[Exercise details]
Reproduce all of the data exactly, with no line skipped.
+++
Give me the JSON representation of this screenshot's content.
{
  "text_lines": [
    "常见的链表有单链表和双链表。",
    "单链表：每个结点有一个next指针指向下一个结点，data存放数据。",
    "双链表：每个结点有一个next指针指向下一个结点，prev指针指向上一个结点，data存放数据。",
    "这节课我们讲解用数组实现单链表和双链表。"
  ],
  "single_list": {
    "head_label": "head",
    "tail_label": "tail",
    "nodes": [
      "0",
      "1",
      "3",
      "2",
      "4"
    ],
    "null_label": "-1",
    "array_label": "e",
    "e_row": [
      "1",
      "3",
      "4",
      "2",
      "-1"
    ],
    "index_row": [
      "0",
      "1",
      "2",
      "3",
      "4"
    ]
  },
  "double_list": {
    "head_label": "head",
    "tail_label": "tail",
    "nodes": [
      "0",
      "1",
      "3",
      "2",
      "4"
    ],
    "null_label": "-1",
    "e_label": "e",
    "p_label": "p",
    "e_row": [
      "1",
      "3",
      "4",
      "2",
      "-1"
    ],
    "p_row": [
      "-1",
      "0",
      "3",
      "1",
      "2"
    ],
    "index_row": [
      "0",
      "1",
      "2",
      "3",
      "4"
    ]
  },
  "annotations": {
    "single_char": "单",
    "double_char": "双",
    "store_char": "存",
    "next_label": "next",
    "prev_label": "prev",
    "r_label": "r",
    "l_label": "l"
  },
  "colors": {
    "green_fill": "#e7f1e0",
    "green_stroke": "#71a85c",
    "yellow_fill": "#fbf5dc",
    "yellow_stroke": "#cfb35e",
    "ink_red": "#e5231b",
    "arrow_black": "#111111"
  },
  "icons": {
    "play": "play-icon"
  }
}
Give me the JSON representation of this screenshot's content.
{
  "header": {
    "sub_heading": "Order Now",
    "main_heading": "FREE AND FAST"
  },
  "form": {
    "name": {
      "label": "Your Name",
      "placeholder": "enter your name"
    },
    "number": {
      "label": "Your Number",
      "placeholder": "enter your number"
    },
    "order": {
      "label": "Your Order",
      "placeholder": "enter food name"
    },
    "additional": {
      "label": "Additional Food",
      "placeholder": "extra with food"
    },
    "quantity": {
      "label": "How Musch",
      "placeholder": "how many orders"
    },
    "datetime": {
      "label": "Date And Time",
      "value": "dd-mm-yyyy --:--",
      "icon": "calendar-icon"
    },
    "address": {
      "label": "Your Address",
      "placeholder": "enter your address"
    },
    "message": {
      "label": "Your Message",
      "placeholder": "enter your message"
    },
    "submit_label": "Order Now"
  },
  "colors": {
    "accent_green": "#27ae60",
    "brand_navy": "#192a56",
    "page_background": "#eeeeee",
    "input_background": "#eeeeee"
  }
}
+++
[Answer for this exercise]
Give me the JSON representation of this screenshot's content.
{
  "text_lines": [
    "常见的链表有单链表和双链表。",
    "单链表：每个结点有一个next指针指向下一个结点，data存放数据。",
    "双链表：每个结点有一个next指针指向下一个结点，prev指针指向上一个结点，data存放数据。",
    "这节课我们讲解用数组实现单链表和双链表。"
  ],
  "single_list": {
    "head_label": "head",
    "tail_label": "tail",
    "nodes": [
      "0",
      "1",
      "3",
      "2",
      "4"
    ],
    "null_label": "-1",
    "array_label": "e",
    "e_row": [
      "1",
      "3",
      "4",
      "2",
      "-1"
    ],
    "index_row": [
      "0",
      "1",
      "2",
      "3",
      "4"
    ]
  },
  "double_list": {
    "head_label": "head",
    "tail_label": "tail",
    "nodes": [
      "0",
      "1",
      "3",
      "2",
      "4"
    ],
    "null_label": "-1",
    "e_label": "e",
    "p_label": "p",
    "e_row": [
      "1",
      "3",
      "4",
      "2",
      "-1"
    ],
    "p_row": [
      "-1",
      "0",
      "3",
      "1",
      "2"
    ],
    "index_row": [
      "0",
      "1",
      "2",
      "3",
      "4"
    ]
  },
  "annotations": {
    "single_char": "单",
    "double_char": "双",
    "store_char": "存",
    "next_label": "next",
    "prev_label": "prev",
    "r_label": "r",
    "l_label": "l"
  },
  "colors": {
    "green_fill": "#e7f1e0",
    "green_stroke": "#71a85c",
    "yellow_fill": "#fbf5dc",
    "yellow_stroke": "#cfb35e",
    "ink_red": "#e5231b",
    "arrow_black": "#111111"
  },
  "icons": {
    "play": "play-icon"
  }
}
Give me the JSON representation of this screenshot's content.
{
  "header": {
    "sub_heading": "Order Now",
    "main_heading": "FREE AND FAST"
  },
  "form": {
    "name": {
      "label": "Your Name",
      "placeholder": "enter your name"
    },
    "number": {
      "label": "Your Number",
      "placeholder": "enter your number"
    },
    "order": {
      "label": "Your Order",
      "placeholder": "enter food name"
    },
    "additional": {
      "label": "Additional Food",
      "placeholder": "extra with food"
    },
    "quantity": {
      "label": "How Musch",
      "placeholder": "how many orders"
    },
    "datetime": {
      "label": "Date And Time",
      "value": "dd-mm-yyyy --:--",
      "icon": "calendar-icon"
    },
    "address": {
      "label": "Your Address",
      "placeholder": "enter your address"
    },
    "message": {
      "label": "Your Message",
      "placeholder": "enter your message"
    },
    "submit_label": "Order Now"
  },
  "colors": {
    "accent_green": "#27ae60",
    "brand_navy": "#192a56",
    "page_background": "#eeeeee",
    "input_background": "#eeeeee"
  }
}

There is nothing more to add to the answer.